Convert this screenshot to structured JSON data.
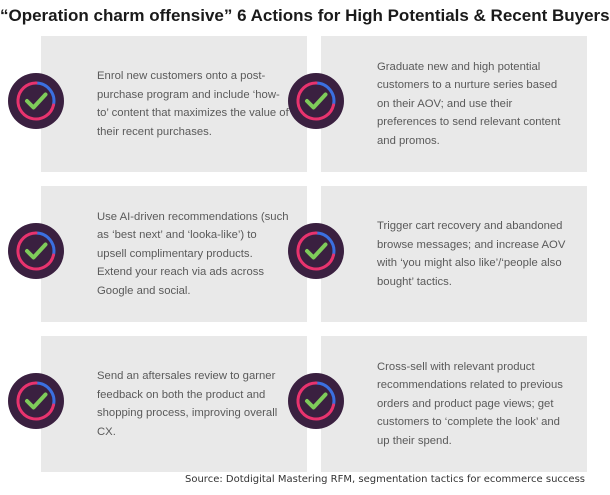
{
  "title": "“Operation charm offensive” 6 Actions for High Potentials & Recent Buyers",
  "cards": [
    {
      "text": "Enrol new customers onto a post-purchase program and include ‘how-to’ content that maximizes the value of their recent purchases."
    },
    {
      "text": "Graduate new and high potential customers to a nurture series based on their AOV; and use their preferences to send relevant content and promos."
    },
    {
      "text": "Use AI-driven recommendations (such as ‘best next’ and ‘looka-like’) to upsell complimentary products. Extend your reach via ads across Google and social."
    },
    {
      "text": "Trigger cart recovery and abandoned browse messages; and increase AOV with ‘you might also like’/‘people also bought’ tactics."
    },
    {
      "text": "Send an aftersales review to garner feedback on both the product and shopping process, improving overall CX."
    },
    {
      "text": "Cross-sell with relevant product recommendations related to previous orders and product page views; get customers to ‘complete the look’ and up their spend."
    }
  ],
  "icon": "check-circle-icon",
  "colors": {
    "card_bg": "#e9e9e9",
    "badge_bg": "#3a2040",
    "ring_pink": "#e8336e",
    "ring_blue": "#3b6fe0",
    "check_green": "#7ecb5a"
  },
  "source": "Source: Dotdigital Mastering RFM, segmentation tactics for ecommerce success"
}
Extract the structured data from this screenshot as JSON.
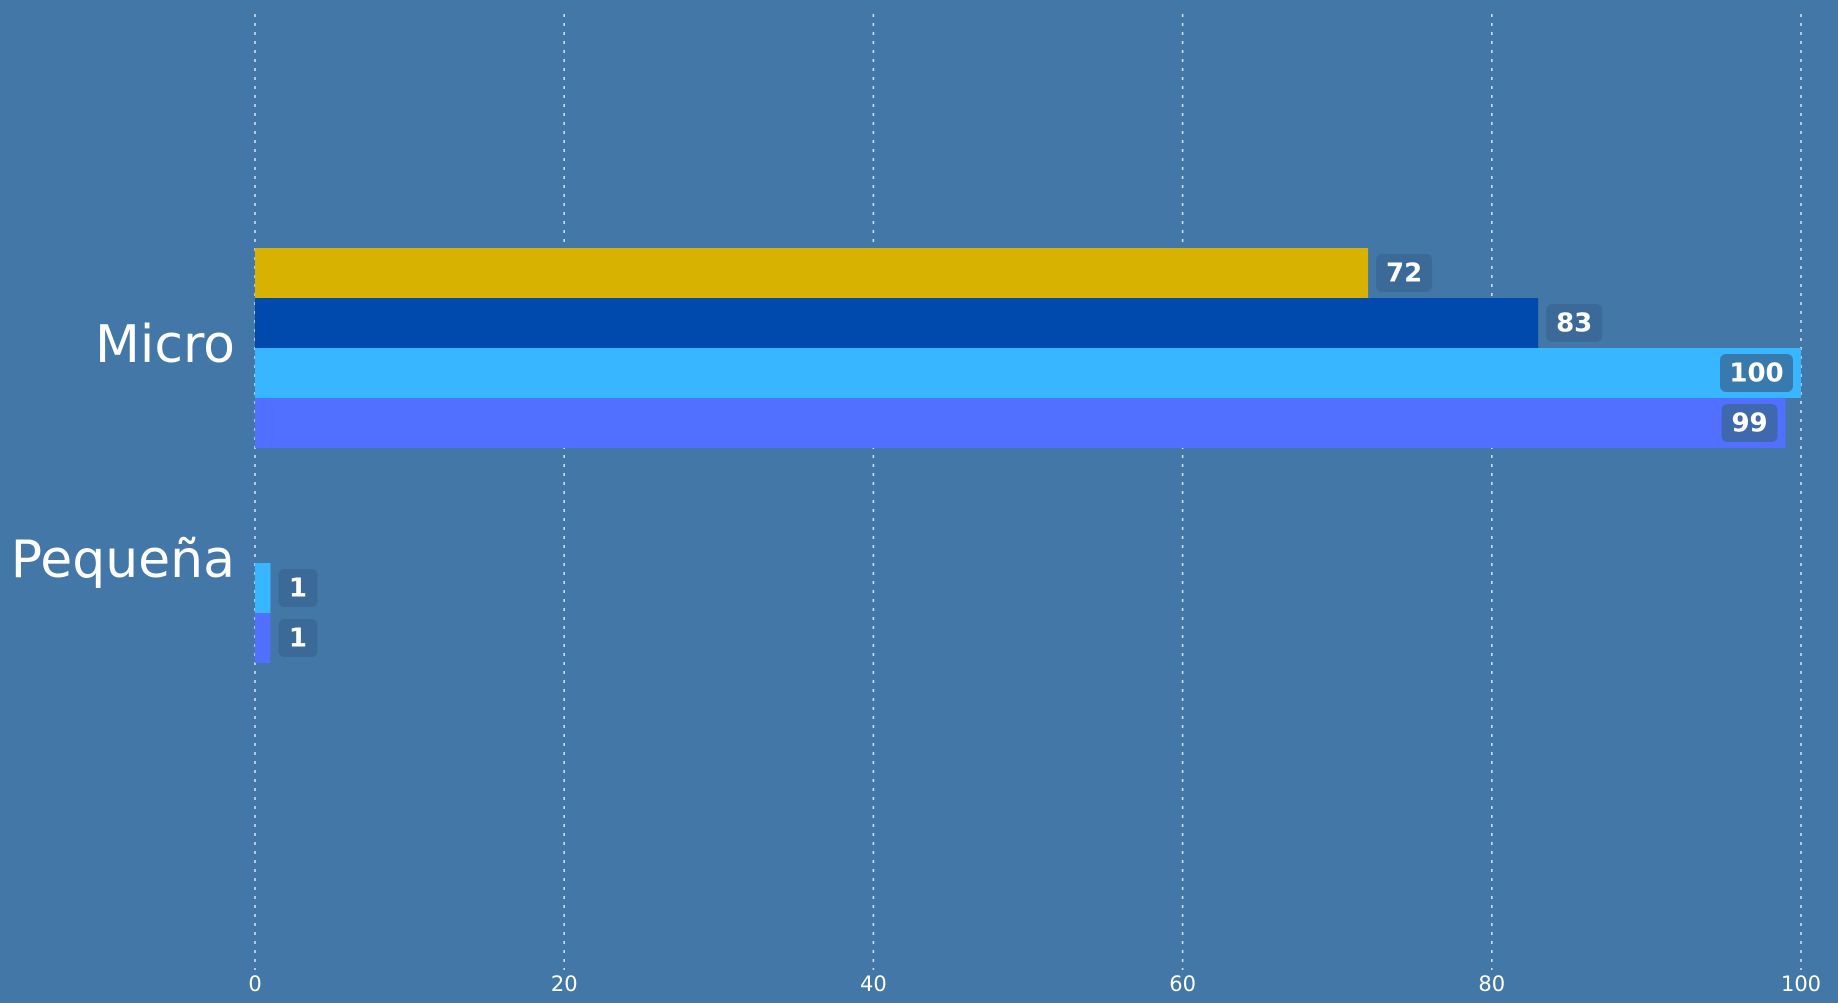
{
  "colors": {
    "background": "#4277a7",
    "gridline": "#d6dde6",
    "tick_text": "#ffffff",
    "category_text": "#ffffff",
    "label_box": "#3a6593",
    "label_text": "#ffffff"
  },
  "chart_data": {
    "type": "bar",
    "orientation": "horizontal",
    "categories": [
      "Micro",
      "Pequeña"
    ],
    "series": [
      {
        "color": "#d8b200",
        "values": [
          72,
          null
        ]
      },
      {
        "color": "#004aad",
        "values": [
          83,
          null
        ]
      },
      {
        "color": "#38b6ff",
        "values": [
          100,
          1
        ]
      },
      {
        "color": "#5170ff",
        "values": [
          99,
          1
        ]
      }
    ],
    "xlim": [
      0,
      100
    ],
    "x_ticks": [
      0,
      20,
      40,
      60,
      80,
      100
    ],
    "grid": "vertical-dotted",
    "data_labels": true,
    "title": "",
    "xlabel": "",
    "ylabel": ""
  }
}
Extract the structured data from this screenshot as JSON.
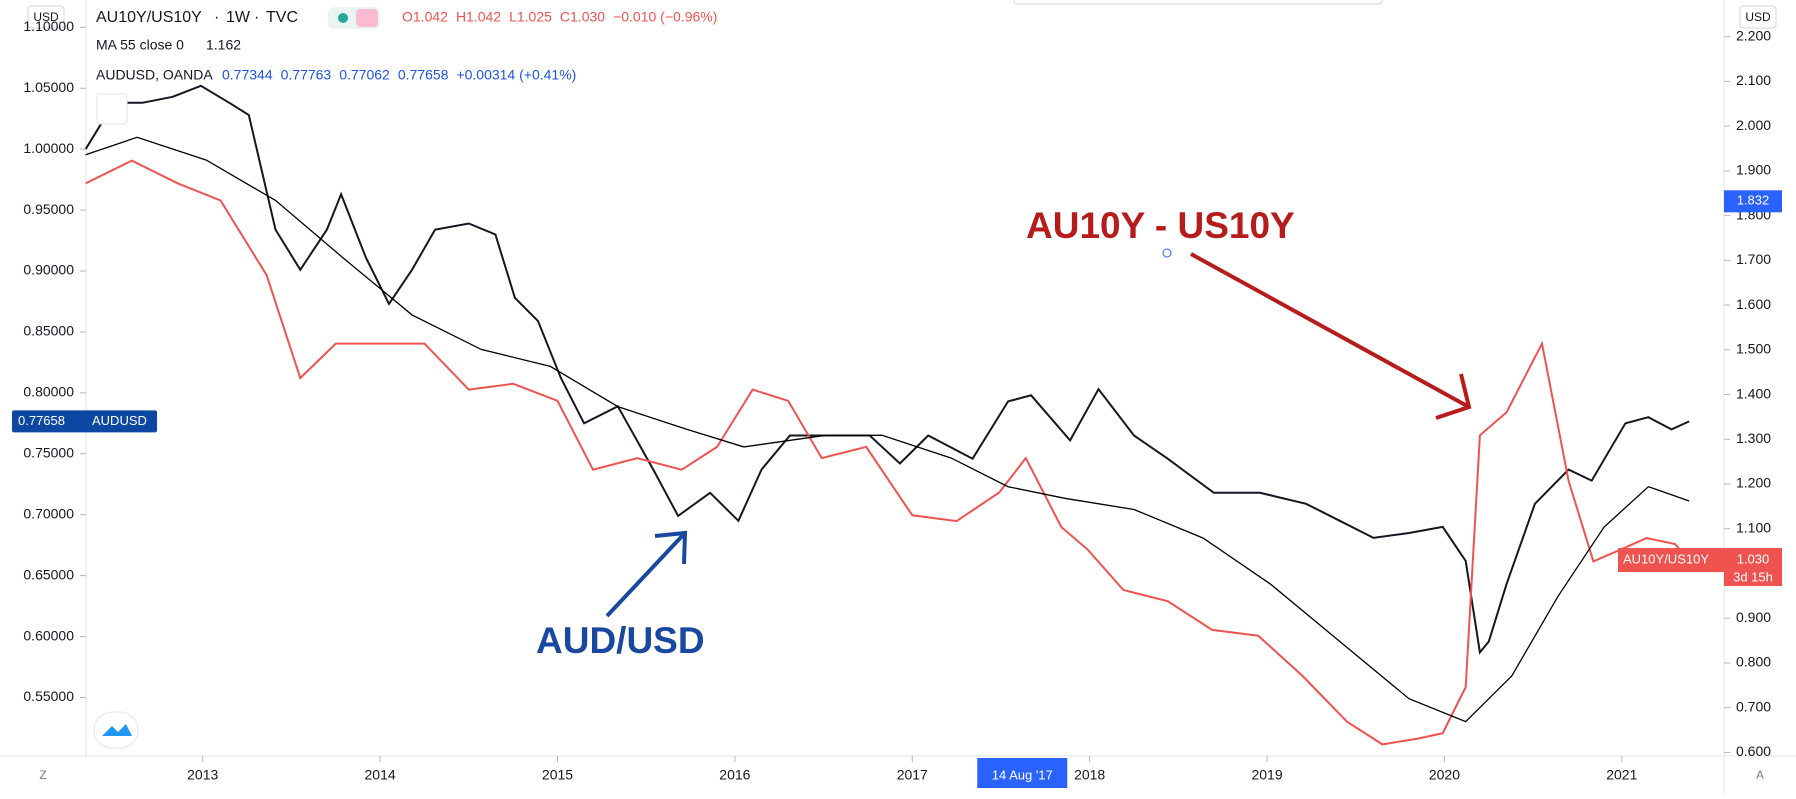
{
  "header": {
    "currency_left": "USD",
    "currency_right": "USD",
    "main_symbol": "AU10Y/US10Y",
    "interval": "1W",
    "exchange": "TVC",
    "ohlc": [
      "O1.042",
      "H1.042",
      "L1.025",
      "C1.030",
      "−0.010 (−0.96%)"
    ],
    "overlay": "AUDUSD, OANDA",
    "overlay_values": [
      "0.77344",
      "0.77763",
      "0.77062",
      "0.77658",
      "+0.00314 (+0.41%)"
    ]
  },
  "footer": {
    "left": "Z",
    "right": "A"
  },
  "chart_data": {
    "type": "line",
    "annotations": [
      "AU10Y - US10Y",
      "AUD/USD"
    ],
    "xlim": [
      2012.342,
      2021.576
    ],
    "xticks": [
      2013,
      2014,
      2015,
      2016,
      2017,
      2018,
      2019,
      2020,
      2021
    ],
    "ylim": [
      0.502,
      1.1224
    ],
    "yticks": [
      {
        "value": 0.55,
        "label": "0.55000"
      },
      {
        "value": 0.6,
        "label": "0.60000"
      },
      {
        "value": 0.65,
        "label": "0.65000"
      },
      {
        "value": 0.7,
        "label": "0.70000"
      },
      {
        "value": 0.75,
        "label": "0.75000"
      },
      {
        "value": 0.8,
        "label": "0.80000"
      },
      {
        "value": 0.85,
        "label": "0.85000"
      },
      {
        "value": 0.9,
        "label": "0.90000"
      },
      {
        "value": 0.95,
        "label": "0.95000"
      },
      {
        "value": 1.0,
        "label": "1.00000"
      },
      {
        "value": 1.05,
        "label": "1.05000"
      },
      {
        "value": 1.1,
        "label": "1.10000"
      }
    ],
    "y2lim": [
      0.592,
      2.282
    ],
    "y2ticks": [
      {
        "value": 0.6,
        "label": "0.600"
      },
      {
        "value": 0.7,
        "label": "0.700"
      },
      {
        "value": 0.8,
        "label": "0.800"
      },
      {
        "value": 0.9,
        "label": "0.900"
      },
      {
        "value": 1.0,
        "label": "1.000"
      },
      {
        "value": 1.1,
        "label": "1.100"
      },
      {
        "value": 1.2,
        "label": "1.200"
      },
      {
        "value": 1.3,
        "label": "1.300"
      },
      {
        "value": 1.4,
        "label": "1.400"
      },
      {
        "value": 1.5,
        "label": "1.500"
      },
      {
        "value": 1.6,
        "label": "1.600"
      },
      {
        "value": 1.7,
        "label": "1.700"
      },
      {
        "value": 1.8,
        "label": "1.800"
      },
      {
        "value": 1.9,
        "label": "1.900"
      },
      {
        "value": 2.0,
        "label": "2.000"
      },
      {
        "value": 2.1,
        "label": "2.100"
      },
      {
        "value": 2.2,
        "label": "2.200"
      }
    ],
    "crosshair": {
      "x": 2017.62,
      "x_label": "14 Aug '17",
      "y2": 1.832,
      "y2_label": "1.832"
    },
    "series": [
      {
        "name": "AUDUSD",
        "color": "#131722",
        "axis": "y",
        "x": [
          2012.34,
          2012.5,
          2012.66,
          2012.83,
          2012.99,
          2013.15,
          2013.26,
          2013.41,
          2013.55,
          2013.7,
          2013.78,
          2013.92,
          2014.05,
          2014.18,
          2014.31,
          2014.5,
          2014.65,
          2014.76,
          2014.89,
          2015.02,
          2015.15,
          2015.34,
          2015.54,
          2015.68,
          2015.86,
          2016.02,
          2016.15,
          2016.31,
          2016.51,
          2016.76,
          2016.93,
          2017.09,
          2017.34,
          2017.54,
          2017.67,
          2017.89,
          2018.05,
          2018.25,
          2018.44,
          2018.7,
          2018.96,
          2019.22,
          2019.41,
          2019.6,
          2019.8,
          2019.99,
          2020.12,
          2020.2,
          2020.25,
          2020.35,
          2020.51,
          2020.7,
          2020.83,
          2021.02,
          2021.15,
          2021.28,
          2021.38
        ],
        "values": [
          1.0,
          1.038,
          1.038,
          1.043,
          1.052,
          1.038,
          1.028,
          0.934,
          0.901,
          0.934,
          0.963,
          0.911,
          0.873,
          0.901,
          0.934,
          0.939,
          0.93,
          0.878,
          0.859,
          0.812,
          0.775,
          0.789,
          0.737,
          0.699,
          0.718,
          0.695,
          0.737,
          0.765,
          0.765,
          0.765,
          0.742,
          0.765,
          0.746,
          0.793,
          0.798,
          0.761,
          0.803,
          0.765,
          0.746,
          0.718,
          0.718,
          0.709,
          0.695,
          0.681,
          0.685,
          0.69,
          0.662,
          0.587,
          0.596,
          0.643,
          0.709,
          0.737,
          0.728,
          0.775,
          0.78,
          0.77,
          0.77658
        ]
      },
      {
        "name": "AU10Y/US10Y",
        "color": "#ef5350",
        "axis": "y2",
        "last_label": "1.030",
        "countdown": "3d 15h",
        "x": [
          2012.34,
          2012.6,
          2012.86,
          2013.1,
          2013.36,
          2013.55,
          2013.75,
          2014.0,
          2014.25,
          2014.5,
          2014.75,
          2015.0,
          2015.2,
          2015.45,
          2015.7,
          2015.9,
          2016.1,
          2016.3,
          2016.49,
          2016.74,
          2017.0,
          2017.25,
          2017.49,
          2017.64,
          2017.84,
          2017.99,
          2018.19,
          2018.44,
          2018.69,
          2018.95,
          2019.2,
          2019.45,
          2019.65,
          2019.85,
          2019.99,
          2020.12,
          2020.2,
          2020.35,
          2020.55,
          2020.7,
          2020.84,
          2020.99,
          2021.14,
          2021.3,
          2021.38
        ],
        "values": [
          1.872,
          1.923,
          1.872,
          1.834,
          1.667,
          1.437,
          1.514,
          1.514,
          1.514,
          1.411,
          1.424,
          1.386,
          1.232,
          1.258,
          1.232,
          1.283,
          1.411,
          1.386,
          1.258,
          1.283,
          1.13,
          1.117,
          1.181,
          1.258,
          1.104,
          1.053,
          0.963,
          0.938,
          0.874,
          0.861,
          0.771,
          0.669,
          0.618,
          0.631,
          0.643,
          0.746,
          1.309,
          1.36,
          1.514,
          1.207,
          1.027,
          1.053,
          1.079,
          1.066,
          1.03
        ]
      },
      {
        "name": "MA 55 close 0",
        "color": "#000000",
        "axis": "y2",
        "x": [
          2012.34,
          2012.63,
          2013.02,
          2013.41,
          2013.79,
          2014.18,
          2014.57,
          2014.96,
          2015.34,
          2015.73,
          2016.05,
          2016.51,
          2016.83,
          2017.22,
          2017.54,
          2017.86,
          2018.25,
          2018.64,
          2019.02,
          2019.41,
          2019.8,
          2020.12,
          2020.38,
          2020.64,
          2020.9,
          2021.15,
          2021.38
        ],
        "values": [
          1.936,
          1.975,
          1.924,
          1.834,
          1.706,
          1.578,
          1.501,
          1.463,
          1.373,
          1.322,
          1.283,
          1.309,
          1.309,
          1.258,
          1.194,
          1.168,
          1.143,
          1.079,
          0.976,
          0.848,
          0.72,
          0.669,
          0.771,
          0.949,
          1.104,
          1.194,
          1.162
        ]
      }
    ]
  }
}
◆ ◆ ◆
◆ **The problem**
Check each line of the entries above for the word "like". List the ones that have it.

◆ **Solution to this problem**
      "text": "Use AI-driven recommendations (such as ‘best next’ and ‘looka-like’) to upsell complimentary products. Extend your reach via ads across Google and social."
      "text": "Trigger cart recovery and abandoned browse messages; and increase AOV with ‘you might also like’/‘people also bought’ tactics."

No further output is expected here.